(Stated goal)
Your task is to reproduce the material exactly.

(Data excerpts)
>>>

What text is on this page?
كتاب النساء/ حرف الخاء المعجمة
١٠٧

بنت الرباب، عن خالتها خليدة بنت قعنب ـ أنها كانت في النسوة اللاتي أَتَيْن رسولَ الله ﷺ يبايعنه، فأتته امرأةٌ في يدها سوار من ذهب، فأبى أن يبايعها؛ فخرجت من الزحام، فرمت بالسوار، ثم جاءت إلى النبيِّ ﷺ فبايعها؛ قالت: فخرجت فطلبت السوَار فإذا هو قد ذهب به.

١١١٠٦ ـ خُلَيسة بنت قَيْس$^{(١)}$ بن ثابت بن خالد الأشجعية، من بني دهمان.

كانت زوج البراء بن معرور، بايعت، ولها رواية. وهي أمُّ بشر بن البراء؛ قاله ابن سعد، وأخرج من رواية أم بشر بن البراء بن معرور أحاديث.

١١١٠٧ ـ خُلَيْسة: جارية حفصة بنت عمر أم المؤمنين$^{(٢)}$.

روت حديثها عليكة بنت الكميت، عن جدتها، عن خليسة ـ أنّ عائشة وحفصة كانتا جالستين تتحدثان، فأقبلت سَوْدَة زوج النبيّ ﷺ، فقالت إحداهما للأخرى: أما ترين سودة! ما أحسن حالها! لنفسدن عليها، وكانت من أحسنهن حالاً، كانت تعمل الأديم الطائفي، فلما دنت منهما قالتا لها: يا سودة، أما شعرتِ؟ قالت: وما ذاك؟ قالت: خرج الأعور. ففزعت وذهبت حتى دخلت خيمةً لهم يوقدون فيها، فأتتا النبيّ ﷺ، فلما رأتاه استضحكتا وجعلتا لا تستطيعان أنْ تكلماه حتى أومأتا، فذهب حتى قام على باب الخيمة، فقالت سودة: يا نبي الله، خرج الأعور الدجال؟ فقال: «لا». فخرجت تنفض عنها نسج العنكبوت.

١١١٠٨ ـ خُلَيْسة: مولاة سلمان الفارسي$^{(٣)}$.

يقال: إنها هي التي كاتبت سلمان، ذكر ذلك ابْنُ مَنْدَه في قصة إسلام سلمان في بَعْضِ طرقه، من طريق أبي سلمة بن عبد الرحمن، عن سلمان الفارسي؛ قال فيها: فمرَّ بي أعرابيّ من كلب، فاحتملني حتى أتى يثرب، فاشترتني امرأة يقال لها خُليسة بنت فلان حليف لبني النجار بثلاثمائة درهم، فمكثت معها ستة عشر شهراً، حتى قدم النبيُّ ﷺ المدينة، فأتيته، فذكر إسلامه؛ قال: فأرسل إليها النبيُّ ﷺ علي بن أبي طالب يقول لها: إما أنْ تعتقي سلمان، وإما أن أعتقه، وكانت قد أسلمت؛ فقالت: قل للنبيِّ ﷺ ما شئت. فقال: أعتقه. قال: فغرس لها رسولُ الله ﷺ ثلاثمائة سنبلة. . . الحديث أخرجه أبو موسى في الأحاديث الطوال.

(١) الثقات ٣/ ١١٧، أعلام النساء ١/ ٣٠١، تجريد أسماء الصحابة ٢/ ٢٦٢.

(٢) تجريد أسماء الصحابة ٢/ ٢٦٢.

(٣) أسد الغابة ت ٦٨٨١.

<<<

(Output of the exercise)
What text is on this page?
كتاب النساء/ حرف الخاء المعجمة
١٠٧

بنت الرباب، عن خالتها خليدة بنت قعنب ـ أنها كانت في النسوة اللاتي أَتَيْن رسولَ الله ﷺ يبايعنه، فأتته امرأةٌ في يدها سوار من ذهب، فأبى أن يبايعها؛ فخرجت من الزحام، فرمت بالسوار، ثم جاءت إلى النبيِّ ﷺ فبايعها؛ قالت: فخرجت فطلبت السوَار فإذا هو قد ذهب به.

١١١٠٦ ـ خُلَيسة بنت قَيْس$^{(١)}$ بن ثابت بن خالد الأشجعية، من بني دهمان.

كانت زوج البراء بن معرور، بايعت، ولها رواية. وهي أمُّ بشر بن البراء؛ قاله ابن سعد، وأخرج من رواية أم بشر بن البراء بن معرور أحاديث.

١١١٠٧ ـ خُلَيْسة: جارية حفصة بنت عمر أم المؤمنين$^{(٢)}$.

روت حديثها عليكة بنت الكميت، عن جدتها، عن خليسة ـ أنّ عائشة وحفصة كانتا جالستين تتحدثان، فأقبلت سَوْدَة زوج النبيّ ﷺ، فقالت إحداهما للأخرى: أما ترين سودة! ما أحسن حالها! لنفسدن عليها، وكانت من أحسنهن حالاً، كانت تعمل الأديم الطائفي، فلما دنت منهما قالتا لها: يا سودة، أما شعرتِ؟ قالت: وما ذاك؟ قالت: خرج الأعور. ففزعت وذهبت حتى دخلت خيمةً لهم يوقدون فيها، فأتتا النبيّ ﷺ، فلما رأتاه استضحكتا وجعلتا لا تستطيعان أنْ تكلماه حتى أومأتا، فذهب حتى قام على باب الخيمة، فقالت سودة: يا نبي الله، خرج الأعور الدجال؟ فقال: «لا». فخرجت تنفض عنها نسج العنكبوت.

١١١٠٨ ـ خُلَيْسة: مولاة سلمان الفارسي$^{(٣)}$.

يقال: إنها هي التي كاتبت سلمان، ذكر ذلك ابْنُ مَنْدَه في قصة إسلام سلمان في بَعْضِ طرقه، من طريق أبي سلمة بن عبد الرحمن، عن سلمان الفارسي؛ قال فيها: فمرَّ بي أعرابيّ من كلب، فاحتملني حتى أتى يثرب، فاشترتني امرأة يقال لها خُليسة بنت فلان حليف لبني النجار بثلاثمائة درهم، فمكثت معها ستة عشر شهراً، حتى قدم النبيُّ ﷺ المدينة، فأتيته، فذكر إسلامه؛ قال: فأرسل إليها النبيُّ ﷺ علي بن أبي طالب يقول لها: إما أنْ تعتقي سلمان، وإما أن أعتقه، وكانت قد أسلمت؛ فقالت: قل للنبيِّ ﷺ ما شئت. فقال: أعتقه. قال: فغرس لها رسولُ الله ﷺ ثلاثمائة سنبلة. . . الحديث أخرجه أبو موسى في الأحاديث الطوال.

(١) الثقات ٣/ ١١٧، أعلام النساء ١/ ٣٠١، تجريد أسماء الصحابة ٢/ ٢٦٢.

(٢) تجريد أسماء الصحابة ٢/ ٢٦٢.

(٣) أسد الغابة ت ٦٨٨١.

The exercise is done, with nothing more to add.